• [Stored items]
━━━━━━━━━━

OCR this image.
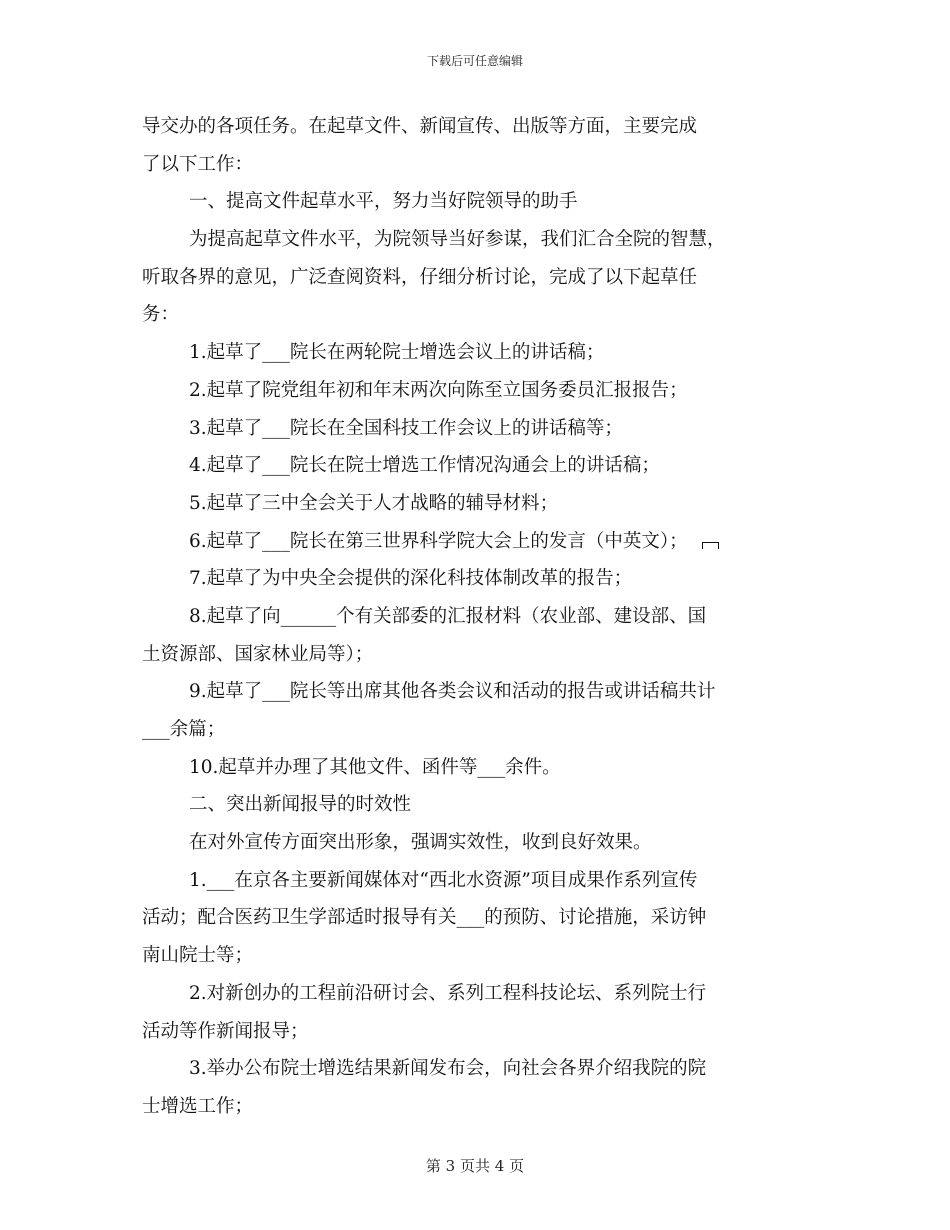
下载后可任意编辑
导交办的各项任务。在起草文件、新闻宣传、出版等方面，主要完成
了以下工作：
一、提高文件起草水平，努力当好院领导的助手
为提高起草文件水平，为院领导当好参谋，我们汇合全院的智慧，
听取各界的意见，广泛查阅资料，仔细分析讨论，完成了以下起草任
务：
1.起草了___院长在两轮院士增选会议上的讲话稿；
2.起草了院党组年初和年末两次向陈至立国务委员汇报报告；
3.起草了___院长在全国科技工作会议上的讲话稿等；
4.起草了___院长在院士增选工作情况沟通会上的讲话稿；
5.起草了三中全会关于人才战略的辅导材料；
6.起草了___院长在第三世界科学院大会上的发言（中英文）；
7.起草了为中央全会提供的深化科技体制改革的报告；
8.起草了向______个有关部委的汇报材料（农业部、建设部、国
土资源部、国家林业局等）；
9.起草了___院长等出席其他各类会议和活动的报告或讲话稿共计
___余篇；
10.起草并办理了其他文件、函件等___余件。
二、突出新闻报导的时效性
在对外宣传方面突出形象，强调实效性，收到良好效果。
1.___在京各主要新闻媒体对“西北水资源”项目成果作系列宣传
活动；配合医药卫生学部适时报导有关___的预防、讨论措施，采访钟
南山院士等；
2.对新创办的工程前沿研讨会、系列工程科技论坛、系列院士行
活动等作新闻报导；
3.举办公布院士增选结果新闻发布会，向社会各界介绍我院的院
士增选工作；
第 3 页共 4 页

━━━━━━━━━━

• [PROBLEM] Transcribe the records above exactly, omitting every picture they contain.

• [EXERCISE ANSWER]
OCR this image.
下载后可任意编辑
导交办的各项任务。在起草文件、新闻宣传、出版等方面，主要完成
了以下工作：
一、提高文件起草水平，努力当好院领导的助手
为提高起草文件水平，为院领导当好参谋，我们汇合全院的智慧，
听取各界的意见，广泛查阅资料，仔细分析讨论，完成了以下起草任
务：
1.起草了___院长在两轮院士增选会议上的讲话稿；
2.起草了院党组年初和年末两次向陈至立国务委员汇报报告；
3.起草了___院长在全国科技工作会议上的讲话稿等；
4.起草了___院长在院士增选工作情况沟通会上的讲话稿；
5.起草了三中全会关于人才战略的辅导材料；
6.起草了___院长在第三世界科学院大会上的发言（中英文）；
7.起草了为中央全会提供的深化科技体制改革的报告；
8.起草了向______个有关部委的汇报材料（农业部、建设部、国
土资源部、国家林业局等）；
9.起草了___院长等出席其他各类会议和活动的报告或讲话稿共计
___余篇；
10.起草并办理了其他文件、函件等___余件。
二、突出新闻报导的时效性
在对外宣传方面突出形象，强调实效性，收到良好效果。
1.___在京各主要新闻媒体对“西北水资源”项目成果作系列宣传
活动；配合医药卫生学部适时报导有关___的预防、讨论措施，采访钟
南山院士等；
2.对新创办的工程前沿研讨会、系列工程科技论坛、系列院士行
活动等作新闻报导；
3.举办公布院士增选结果新闻发布会，向社会各界介绍我院的院
士增选工作；
第 3 页共 4 页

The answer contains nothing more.